§ **Task statement**:
Print every line of the listing exactly, please.

|---|

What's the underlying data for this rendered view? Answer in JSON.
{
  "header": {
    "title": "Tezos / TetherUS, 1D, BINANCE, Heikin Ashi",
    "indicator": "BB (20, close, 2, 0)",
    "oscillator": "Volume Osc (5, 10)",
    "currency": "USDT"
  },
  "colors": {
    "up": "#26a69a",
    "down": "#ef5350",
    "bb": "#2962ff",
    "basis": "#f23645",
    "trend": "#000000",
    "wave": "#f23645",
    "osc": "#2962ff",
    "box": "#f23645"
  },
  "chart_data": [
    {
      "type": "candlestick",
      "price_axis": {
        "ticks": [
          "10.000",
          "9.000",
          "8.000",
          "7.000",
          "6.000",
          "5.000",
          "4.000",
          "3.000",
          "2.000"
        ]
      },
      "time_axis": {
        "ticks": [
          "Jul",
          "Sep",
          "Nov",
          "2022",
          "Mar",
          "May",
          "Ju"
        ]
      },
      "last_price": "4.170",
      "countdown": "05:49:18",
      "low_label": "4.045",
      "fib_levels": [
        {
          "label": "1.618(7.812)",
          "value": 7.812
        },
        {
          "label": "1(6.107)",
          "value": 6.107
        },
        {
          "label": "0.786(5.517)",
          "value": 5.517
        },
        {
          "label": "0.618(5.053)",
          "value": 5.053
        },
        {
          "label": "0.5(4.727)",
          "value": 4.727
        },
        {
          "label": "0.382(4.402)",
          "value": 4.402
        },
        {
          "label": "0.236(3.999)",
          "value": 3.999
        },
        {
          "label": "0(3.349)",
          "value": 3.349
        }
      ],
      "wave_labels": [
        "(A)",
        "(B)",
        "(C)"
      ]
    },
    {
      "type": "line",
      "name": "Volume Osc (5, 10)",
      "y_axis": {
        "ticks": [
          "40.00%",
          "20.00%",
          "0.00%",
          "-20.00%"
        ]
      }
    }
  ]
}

|---|

§ **Written response**:
What's the underlying data for this rendered view? Answer in JSON.
{
  "header": {
    "title": "Tezos / TetherUS, 1D, BINANCE, Heikin Ashi",
    "indicator": "BB (20, close, 2, 0)",
    "oscillator": "Volume Osc (5, 10)",
    "currency": "USDT"
  },
  "colors": {
    "up": "#26a69a",
    "down": "#ef5350",
    "bb": "#2962ff",
    "basis": "#f23645",
    "trend": "#000000",
    "wave": "#f23645",
    "osc": "#2962ff",
    "box": "#f23645"
  },
  "chart_data": [
    {
      "type": "candlestick",
      "price_axis": {
        "ticks": [
          "10.000",
          "9.000",
          "8.000",
          "7.000",
          "6.000",
          "5.000",
          "4.000",
          "3.000",
          "2.000"
        ]
      },
      "time_axis": {
        "ticks": [
          "Jul",
          "Sep",
          "Nov",
          "2022",
          "Mar",
          "May",
          "Ju"
        ]
      },
      "last_price": "4.170",
      "countdown": "05:49:18",
      "low_label": "4.045",
      "fib_levels": [
        {
          "label": "1.618(7.812)",
          "value": 7.812
        },
        {
          "label": "1(6.107)",
          "value": 6.107
        },
        {
          "label": "0.786(5.517)",
          "value": 5.517
        },
        {
          "label": "0.618(5.053)",
          "value": 5.053
        },
        {
          "label": "0.5(4.727)",
          "value": 4.727
        },
        {
          "label": "0.382(4.402)",
          "value": 4.402
        },
        {
          "label": "0.236(3.999)",
          "value": 3.999
        },
        {
          "label": "0(3.349)",
          "value": 3.349
        }
      ],
      "wave_labels": [
        "(A)",
        "(B)",
        "(C)"
      ]
    },
    {
      "type": "line",
      "name": "Volume Osc (5, 10)",
      "y_axis": {
        "ticks": [
          "40.00%",
          "20.00%",
          "0.00%",
          "-20.00%"
        ]
      }
    }
  ]
}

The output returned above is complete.